Stored data:
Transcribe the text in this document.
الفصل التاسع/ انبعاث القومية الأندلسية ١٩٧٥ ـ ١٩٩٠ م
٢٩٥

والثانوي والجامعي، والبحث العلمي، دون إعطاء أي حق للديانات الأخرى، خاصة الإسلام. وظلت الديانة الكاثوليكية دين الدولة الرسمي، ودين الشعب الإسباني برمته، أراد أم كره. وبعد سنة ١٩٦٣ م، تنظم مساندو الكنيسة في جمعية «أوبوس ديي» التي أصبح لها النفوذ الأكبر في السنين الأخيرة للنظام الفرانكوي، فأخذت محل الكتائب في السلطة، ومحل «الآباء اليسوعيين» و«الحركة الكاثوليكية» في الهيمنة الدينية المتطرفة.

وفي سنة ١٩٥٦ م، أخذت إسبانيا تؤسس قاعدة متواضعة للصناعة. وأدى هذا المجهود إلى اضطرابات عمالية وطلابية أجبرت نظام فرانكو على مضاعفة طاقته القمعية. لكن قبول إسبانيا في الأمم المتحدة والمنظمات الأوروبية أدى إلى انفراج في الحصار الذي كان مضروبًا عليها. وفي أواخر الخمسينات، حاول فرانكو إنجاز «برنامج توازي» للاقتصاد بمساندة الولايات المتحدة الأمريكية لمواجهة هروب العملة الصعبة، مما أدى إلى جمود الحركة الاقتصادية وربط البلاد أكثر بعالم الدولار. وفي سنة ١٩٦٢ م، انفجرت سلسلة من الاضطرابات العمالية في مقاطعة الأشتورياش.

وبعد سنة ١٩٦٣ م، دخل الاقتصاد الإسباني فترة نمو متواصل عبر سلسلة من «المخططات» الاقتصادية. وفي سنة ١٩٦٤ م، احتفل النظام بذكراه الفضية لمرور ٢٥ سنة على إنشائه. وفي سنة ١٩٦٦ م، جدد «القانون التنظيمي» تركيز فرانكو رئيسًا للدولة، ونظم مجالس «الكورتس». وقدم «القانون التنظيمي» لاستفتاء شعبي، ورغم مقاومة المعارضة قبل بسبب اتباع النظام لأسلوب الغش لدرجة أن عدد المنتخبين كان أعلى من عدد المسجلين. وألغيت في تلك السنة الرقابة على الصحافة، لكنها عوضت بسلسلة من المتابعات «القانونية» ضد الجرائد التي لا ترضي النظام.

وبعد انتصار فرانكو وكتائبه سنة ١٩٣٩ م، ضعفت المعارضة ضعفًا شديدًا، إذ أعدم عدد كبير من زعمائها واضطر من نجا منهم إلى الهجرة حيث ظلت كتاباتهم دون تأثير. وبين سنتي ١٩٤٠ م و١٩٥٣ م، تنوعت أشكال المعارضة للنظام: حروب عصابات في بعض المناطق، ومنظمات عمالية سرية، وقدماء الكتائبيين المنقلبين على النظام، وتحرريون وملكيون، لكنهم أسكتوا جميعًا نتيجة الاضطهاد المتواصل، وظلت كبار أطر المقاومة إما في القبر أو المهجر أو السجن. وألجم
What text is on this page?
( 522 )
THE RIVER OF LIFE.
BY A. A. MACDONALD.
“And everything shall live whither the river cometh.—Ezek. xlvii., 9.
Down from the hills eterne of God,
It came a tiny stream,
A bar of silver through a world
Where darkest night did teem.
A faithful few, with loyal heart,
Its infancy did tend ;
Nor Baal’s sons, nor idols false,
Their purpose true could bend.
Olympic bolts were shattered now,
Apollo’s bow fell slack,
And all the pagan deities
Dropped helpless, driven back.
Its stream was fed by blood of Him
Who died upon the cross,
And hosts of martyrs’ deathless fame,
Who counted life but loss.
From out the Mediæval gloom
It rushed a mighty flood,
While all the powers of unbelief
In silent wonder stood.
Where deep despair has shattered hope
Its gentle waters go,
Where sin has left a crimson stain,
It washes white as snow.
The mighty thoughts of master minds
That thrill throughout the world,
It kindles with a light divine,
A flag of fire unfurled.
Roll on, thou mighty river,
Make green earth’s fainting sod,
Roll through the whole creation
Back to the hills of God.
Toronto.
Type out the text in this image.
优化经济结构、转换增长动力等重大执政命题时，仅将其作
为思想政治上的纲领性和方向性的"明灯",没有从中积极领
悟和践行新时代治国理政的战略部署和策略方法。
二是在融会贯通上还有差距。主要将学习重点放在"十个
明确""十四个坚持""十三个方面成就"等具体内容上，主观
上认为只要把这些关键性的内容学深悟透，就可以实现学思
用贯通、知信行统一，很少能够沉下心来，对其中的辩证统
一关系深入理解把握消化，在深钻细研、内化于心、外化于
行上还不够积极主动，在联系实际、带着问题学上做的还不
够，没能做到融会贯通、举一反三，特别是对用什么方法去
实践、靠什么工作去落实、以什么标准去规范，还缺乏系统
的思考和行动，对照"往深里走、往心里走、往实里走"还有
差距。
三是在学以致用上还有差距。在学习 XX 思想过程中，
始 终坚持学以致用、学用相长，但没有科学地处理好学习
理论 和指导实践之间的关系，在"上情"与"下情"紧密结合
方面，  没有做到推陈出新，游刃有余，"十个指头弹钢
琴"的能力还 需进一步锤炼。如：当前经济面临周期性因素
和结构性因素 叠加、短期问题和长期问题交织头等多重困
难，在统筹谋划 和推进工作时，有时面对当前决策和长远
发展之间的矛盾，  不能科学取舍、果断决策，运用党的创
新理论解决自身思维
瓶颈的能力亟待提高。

Exercise objective:
Please set down each line of the records exactly as given.

Exercise output:
Transcribe the text in this document.
الفصل التاسع/ انبعاث القومية الأندلسية ١٩٧٥ ـ ١٩٩٠ م
٢٩٥

والثانوي والجامعي، والبحث العلمي، دون إعطاء أي حق للديانات الأخرى، خاصة الإسلام. وظلت الديانة الكاثوليكية دين الدولة الرسمي، ودين الشعب الإسباني برمته، أراد أم كره. وبعد سنة ١٩٦٣ م، تنظم مساندو الكنيسة في جمعية «أوبوس ديي» التي أصبح لها النفوذ الأكبر في السنين الأخيرة للنظام الفرانكوي، فأخذت محل الكتائب في السلطة، ومحل «الآباء اليسوعيين» و«الحركة الكاثوليكية» في الهيمنة الدينية المتطرفة.

وفي سنة ١٩٥٦ م، أخذت إسبانيا تؤسس قاعدة متواضعة للصناعة. وأدى هذا المجهود إلى اضطرابات عمالية وطلابية أجبرت نظام فرانكو على مضاعفة طاقته القمعية. لكن قبول إسبانيا في الأمم المتحدة والمنظمات الأوروبية أدى إلى انفراج في الحصار الذي كان مضروبًا عليها. وفي أواخر الخمسينات، حاول فرانكو إنجاز «برنامج توازي» للاقتصاد بمساندة الولايات المتحدة الأمريكية لمواجهة هروب العملة الصعبة، مما أدى إلى جمود الحركة الاقتصادية وربط البلاد أكثر بعالم الدولار. وفي سنة ١٩٦٢ م، انفجرت سلسلة من الاضطرابات العمالية في مقاطعة الأشتورياش.

وبعد سنة ١٩٦٣ م، دخل الاقتصاد الإسباني فترة نمو متواصل عبر سلسلة من «المخططات» الاقتصادية. وفي سنة ١٩٦٤ م، احتفل النظام بذكراه الفضية لمرور ٢٥ سنة على إنشائه. وفي سنة ١٩٦٦ م، جدد «القانون التنظيمي» تركيز فرانكو رئيسًا للدولة، ونظم مجالس «الكورتس». وقدم «القانون التنظيمي» لاستفتاء شعبي، ورغم مقاومة المعارضة قبل بسبب اتباع النظام لأسلوب الغش لدرجة أن عدد المنتخبين كان أعلى من عدد المسجلين. وألغيت في تلك السنة الرقابة على الصحافة، لكنها عوضت بسلسلة من المتابعات «القانونية» ضد الجرائد التي لا ترضي النظام.

وبعد انتصار فرانكو وكتائبه سنة ١٩٣٩ م، ضعفت المعارضة ضعفًا شديدًا، إذ أعدم عدد كبير من زعمائها واضطر من نجا منهم إلى الهجرة حيث ظلت كتاباتهم دون تأثير. وبين سنتي ١٩٤٠ م و١٩٥٣ م، تنوعت أشكال المعارضة للنظام: حروب عصابات في بعض المناطق، ومنظمات عمالية سرية، وقدماء الكتائبيين المنقلبين على النظام، وتحرريون وملكيون، لكنهم أسكتوا جميعًا نتيجة الاضطهاد المتواصل، وظلت كبار أطر المقاومة إما في القبر أو المهجر أو السجن. وألجم
What text is on this page?
( 522 )
THE RIVER OF LIFE.
BY A. A. MACDONALD.
“And everything shall live whither the river cometh.—Ezek. xlvii., 9.
Down from the hills eterne of God,
It came a tiny stream,
A bar of silver through a world
Where darkest night did teem.
A faithful few, with loyal heart,
Its infancy did tend ;
Nor Baal’s sons, nor idols false,
Their purpose true could bend.
Olympic bolts were shattered now,
Apollo’s bow fell slack,
And all the pagan deities
Dropped helpless, driven back.
Its stream was fed by blood of Him
Who died upon the cross,
And hosts of martyrs’ deathless fame,
Who counted life but loss.
From out the Mediæval gloom
It rushed a mighty flood,
While all the powers of unbelief
In silent wonder stood.
Where deep despair has shattered hope
Its gentle waters go,
Where sin has left a crimson stain,
It washes white as snow.
The mighty thoughts of master minds
That thrill throughout the world,
It kindles with a light divine,
A flag of fire unfurled.
Roll on, thou mighty river,
Make green earth’s fainting sod,
Roll through the whole creation
Back to the hills of God.
Toronto.
Type out the text in this image.
优化经济结构、转换增长动力等重大执政命题时，仅将其作
为思想政治上的纲领性和方向性的"明灯",没有从中积极领
悟和践行新时代治国理政的战略部署和策略方法。
二是在融会贯通上还有差距。主要将学习重点放在"十个
明确""十四个坚持""十三个方面成就"等具体内容上，主观
上认为只要把这些关键性的内容学深悟透，就可以实现学思
用贯通、知信行统一，很少能够沉下心来，对其中的辩证统
一关系深入理解把握消化，在深钻细研、内化于心、外化于
行上还不够积极主动，在联系实际、带着问题学上做的还不
够，没能做到融会贯通、举一反三，特别是对用什么方法去
实践、靠什么工作去落实、以什么标准去规范，还缺乏系统
的思考和行动，对照"往深里走、往心里走、往实里走"还有
差距。
三是在学以致用上还有差距。在学习 XX 思想过程中，
始 终坚持学以致用、学用相长，但没有科学地处理好学习
理论 和指导实践之间的关系，在"上情"与"下情"紧密结合
方面，  没有做到推陈出新，游刃有余，"十个指头弹钢
琴"的能力还 需进一步锤炼。如：当前经济面临周期性因素
和结构性因素 叠加、短期问题和长期问题交织头等多重困
难，在统筹谋划 和推进工作时，有时面对当前决策和长远
发展之间的矛盾，  不能科学取舍、果断决策，运用党的创
新理论解决自身思维
瓶颈的能力亟待提高。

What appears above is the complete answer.